> Instruction: Go through the entries and count the lines with the string "title" in them. Give only that number.

> Input rows:
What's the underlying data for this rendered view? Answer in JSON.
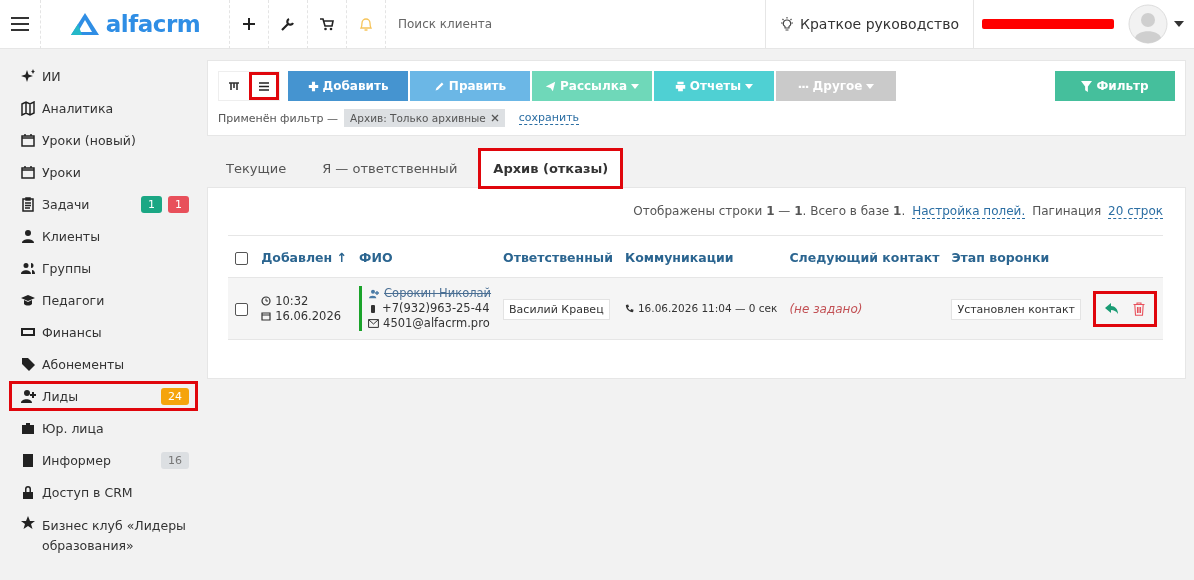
{
  "header": {
    "logo": "alfacrm",
    "search": {
      "placeholder": "Поиск клиента"
    },
    "guide": "Краткое руководство"
  },
  "sidebar": {
    "items": [
      {
        "kind": "sparkle",
        "label": "ИИ",
        "selected": false
      },
      {
        "kind": "map",
        "label": "Аналитика",
        "selected": false
      },
      {
        "kind": "calendar",
        "label": "Уроки (новый)",
        "selected": false
      },
      {
        "kind": "calendar",
        "label": "Уроки",
        "selected": false
      },
      {
        "kind": "clipboard",
        "label": "Задачи",
        "selected": false,
        "badges": [
          {
            "text": "1",
            "color": "#1ba784"
          },
          {
            "text": "1",
            "color": "#e8505b"
          }
        ]
      },
      {
        "kind": "user",
        "label": "Клиенты",
        "selected": false
      },
      {
        "kind": "users",
        "label": "Группы",
        "selected": false
      },
      {
        "kind": "cap",
        "label": "Педагоги",
        "selected": false
      },
      {
        "kind": "money",
        "label": "Финансы",
        "selected": false
      },
      {
        "kind": "tag",
        "label": "Абонементы",
        "selected": false
      },
      {
        "kind": "user-plus",
        "label": "Лиды",
        "selected": true,
        "badges": [
          {
            "text": "24",
            "color": "#f5a40c"
          }
        ]
      },
      {
        "kind": "briefcase",
        "label": "Юр. лица",
        "selected": false
      },
      {
        "kind": "book",
        "label": "Информер",
        "selected": false,
        "badges": [
          {
            "text": "16",
            "color": "#dcdfe2"
          }
        ]
      },
      {
        "kind": "lock",
        "label": "Доступ в CRM",
        "selected": false
      },
      {
        "kind": "star",
        "label": "Бизнес клуб «Лидеры образования»",
        "selected": false
      }
    ]
  },
  "toolbar": {
    "views": [
      {
        "kind": "grid",
        "selected": false
      },
      {
        "kind": "list",
        "selected": true
      }
    ],
    "buttons": [
      {
        "kind": "add",
        "label": "Добавить",
        "color": "#4594d0",
        "caret": false
      },
      {
        "kind": "edit",
        "label": "Править",
        "color": "#6bb7e6",
        "caret": false
      },
      {
        "kind": "send",
        "label": "Рассылка",
        "color": "#6fd8b9",
        "caret": true
      },
      {
        "kind": "print",
        "label": "Отчеты",
        "color": "#4fd0d3",
        "caret": true
      },
      {
        "kind": "more",
        "label": "Другое",
        "color": "#cacaca",
        "caret": true
      }
    ],
    "filter_button": "Фильтр",
    "filter_label": "Применён фильтр —",
    "filter_chip": "Архив: Только архивные",
    "save_link": "сохранить"
  },
  "tabs": [
    {
      "label": "Текущие",
      "selected": false
    },
    {
      "label": "Я — ответственный",
      "selected": false
    },
    {
      "label": "Архив (отказы)",
      "selected": true
    }
  ],
  "summary": {
    "text": "Отображены строки **1** — **1**. Всего в базе **1**.",
    "settings_link": "Настройка полей.",
    "pagination_label": "Пагинация",
    "pagination_link": "20 строк"
  },
  "table": {
    "select_all_checked": false,
    "columns": [
      "Добавлен ↑",
      "ФИО",
      "Ответственный",
      "Коммуникации",
      "Следующий контакт",
      "Этап воронки"
    ],
    "rows": [
      {
        "checked": false,
        "time": "10:32",
        "date": "16.06.2026",
        "name": "Сорокин Николай",
        "archived": true,
        "color": "#1aa32a",
        "phone": "+7(932)963-25-44",
        "email": "4501@alfacrm.pro",
        "responsible": "Василий Кравец",
        "communication": "16.06.2026 11:04 — 0 сек",
        "next_contact": "(не задано)",
        "stage": "Установлен контакт",
        "actions_highlighted": true
      }
    ]
  }
}
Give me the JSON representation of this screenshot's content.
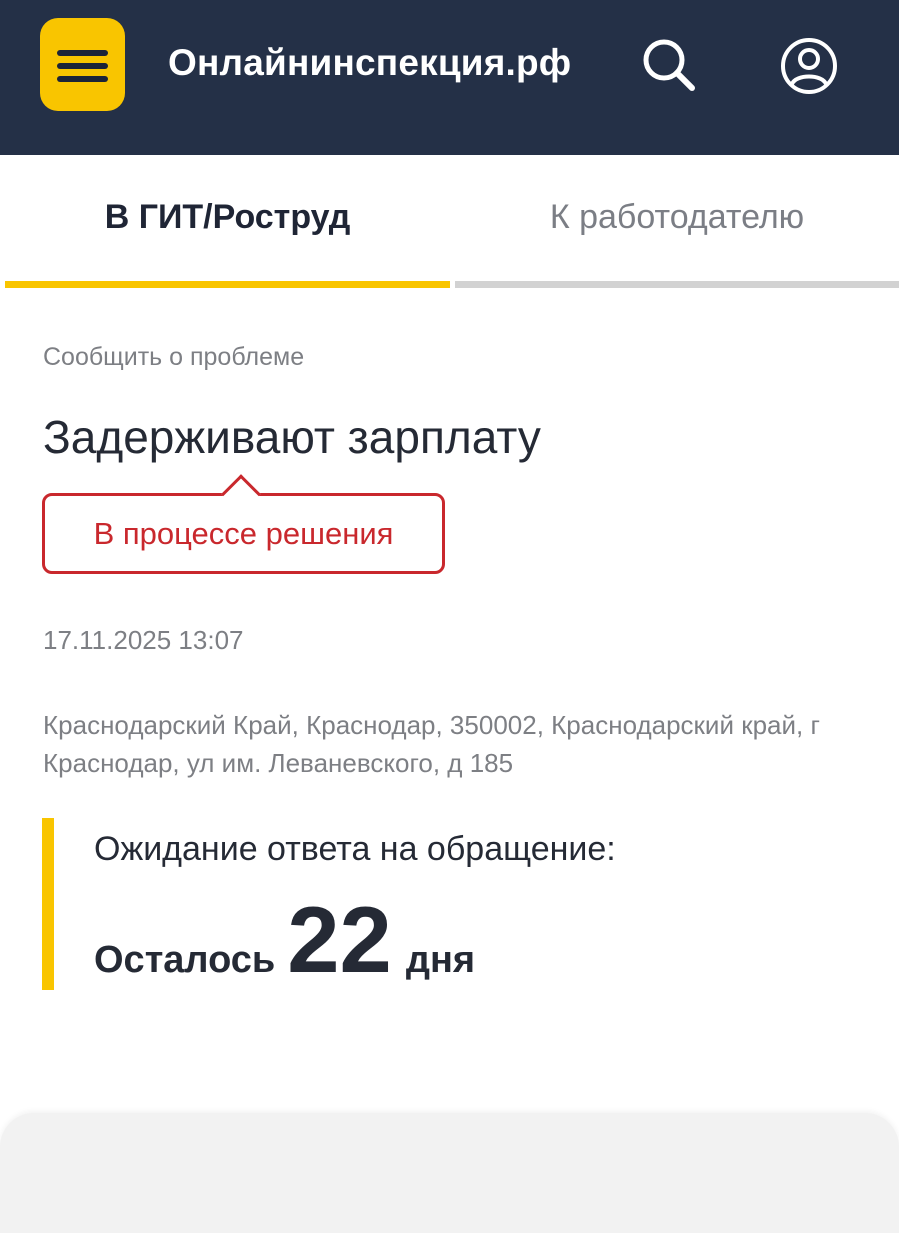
{
  "header": {
    "menu_icon": "hamburger-icon",
    "brand": "Онлайнинспекция.рф",
    "search_icon": "search-icon",
    "profile_icon": "user-circle-icon",
    "colors": {
      "background": "#243047",
      "accent": "#f9c500"
    }
  },
  "tabs": [
    {
      "label": "В ГИТ/Роструд",
      "active": true
    },
    {
      "label": "К работодателю",
      "active": false
    }
  ],
  "report": {
    "category": "Сообщить о проблеме",
    "title": "Задерживают зарплату",
    "status": "В процессе решения",
    "status_color": "#c9282d",
    "datetime": "17.11.2025 13:07",
    "address": "Краснодарский Край, Краснодар, 350002, Краснодарский край, г Краснодар, ул им. Леваневского, д 185"
  },
  "wait": {
    "label": "Ожидание ответа на обращение:",
    "remaining_prefix": "Осталось",
    "remaining_number": "22",
    "remaining_unit": "дня"
  }
}
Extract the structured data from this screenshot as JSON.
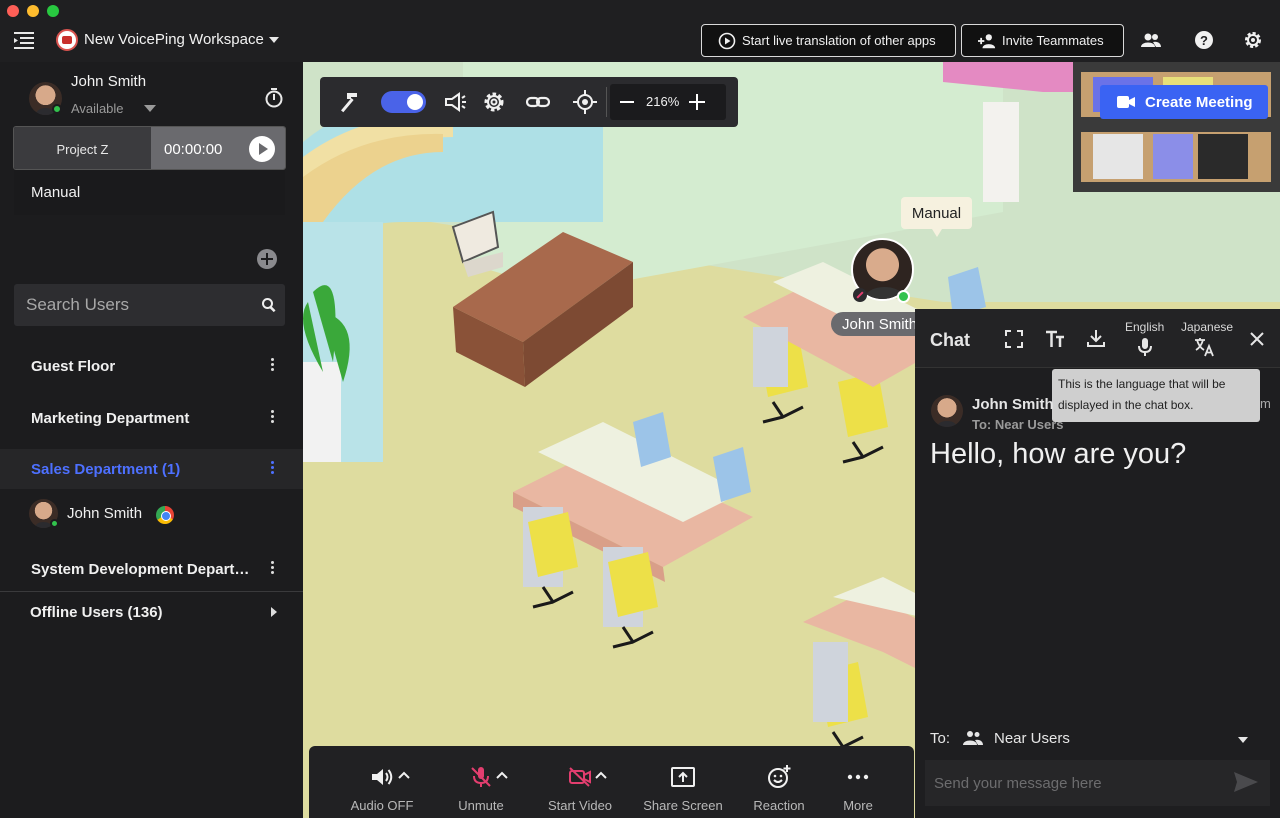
{
  "window": {
    "workspace_name": "New VoicePing Workspace"
  },
  "header": {
    "translate_button": "Start live translation of other apps",
    "invite_button": "Invite Teammates"
  },
  "sidebar": {
    "user": {
      "name": "John Smith",
      "status": "Available"
    },
    "project": {
      "name": "Project Z",
      "timer": "00:00:00"
    },
    "mode": "Manual",
    "search_placeholder": "Search Users",
    "groups": [
      {
        "label": "Guest Floor"
      },
      {
        "label": "Marketing Department"
      },
      {
        "label": "Sales Department (1)",
        "active": true
      },
      {
        "label": "System Development Depart…"
      }
    ],
    "members": [
      {
        "name": "John Smith",
        "app": "chrome-icon"
      }
    ],
    "offline_label": "Offline Users (136)"
  },
  "map": {
    "zoom": "216%",
    "create_meeting": "Create Meeting",
    "bubble_text": "Manual",
    "avatar_name": "John Smith"
  },
  "bottom_bar": {
    "audio": "Audio OFF",
    "mic": "Unmute",
    "video": "Start Video",
    "share": "Share Screen",
    "reaction": "Reaction",
    "more": "More"
  },
  "chat": {
    "title": "Chat",
    "lang_source": "English",
    "lang_target": "Japanese",
    "tooltip": "This is the language that will be displayed in the chat box.",
    "message": {
      "sender": "John Smith",
      "time_fragment": "m",
      "to": "To: Near Users",
      "text": "Hello, how are you?"
    },
    "to_label": "To:",
    "to_value": "Near Users",
    "input_placeholder": "Send your message here"
  },
  "colors": {
    "accent": "#3a63f3",
    "active_group": "#4d70ff",
    "online": "#32c24d",
    "muted_red": "#e33e6f",
    "floor": "#dedc9f"
  }
}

> Answer to this exercise: 2